» **Work to be completed**
Extract from the listing each line in which the word "小麦为土地密集型产品" appears.

[Start Provided information]

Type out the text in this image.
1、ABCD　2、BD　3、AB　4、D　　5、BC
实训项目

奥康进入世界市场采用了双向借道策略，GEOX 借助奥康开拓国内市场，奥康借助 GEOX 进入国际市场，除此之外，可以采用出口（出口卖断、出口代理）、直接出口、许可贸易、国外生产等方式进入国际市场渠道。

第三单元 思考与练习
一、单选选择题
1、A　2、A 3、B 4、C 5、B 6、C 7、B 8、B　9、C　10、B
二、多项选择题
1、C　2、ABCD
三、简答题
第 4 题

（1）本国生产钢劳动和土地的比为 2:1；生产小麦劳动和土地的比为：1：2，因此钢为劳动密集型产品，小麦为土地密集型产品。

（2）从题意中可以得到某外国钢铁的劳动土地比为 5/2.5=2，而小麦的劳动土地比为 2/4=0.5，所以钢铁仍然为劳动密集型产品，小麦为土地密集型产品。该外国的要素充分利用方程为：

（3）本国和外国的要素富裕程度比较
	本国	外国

[End Provided information]

» **Exercise solution**
（1）本国生产钢劳动和土地的比为 2:1；生产小麦劳动和土地的比为：1：2，因此钢为劳动密集型产品，小麦为土地密集型产品。
（2）从题意中可以得到某外国钢铁的劳动土地比为 5/2.5=2，而小麦的劳动土地比为 2/4=0.5，所以钢铁仍然为劳动密集型产品，小麦为土地密集型产品。该外国的要素充分利用方程为：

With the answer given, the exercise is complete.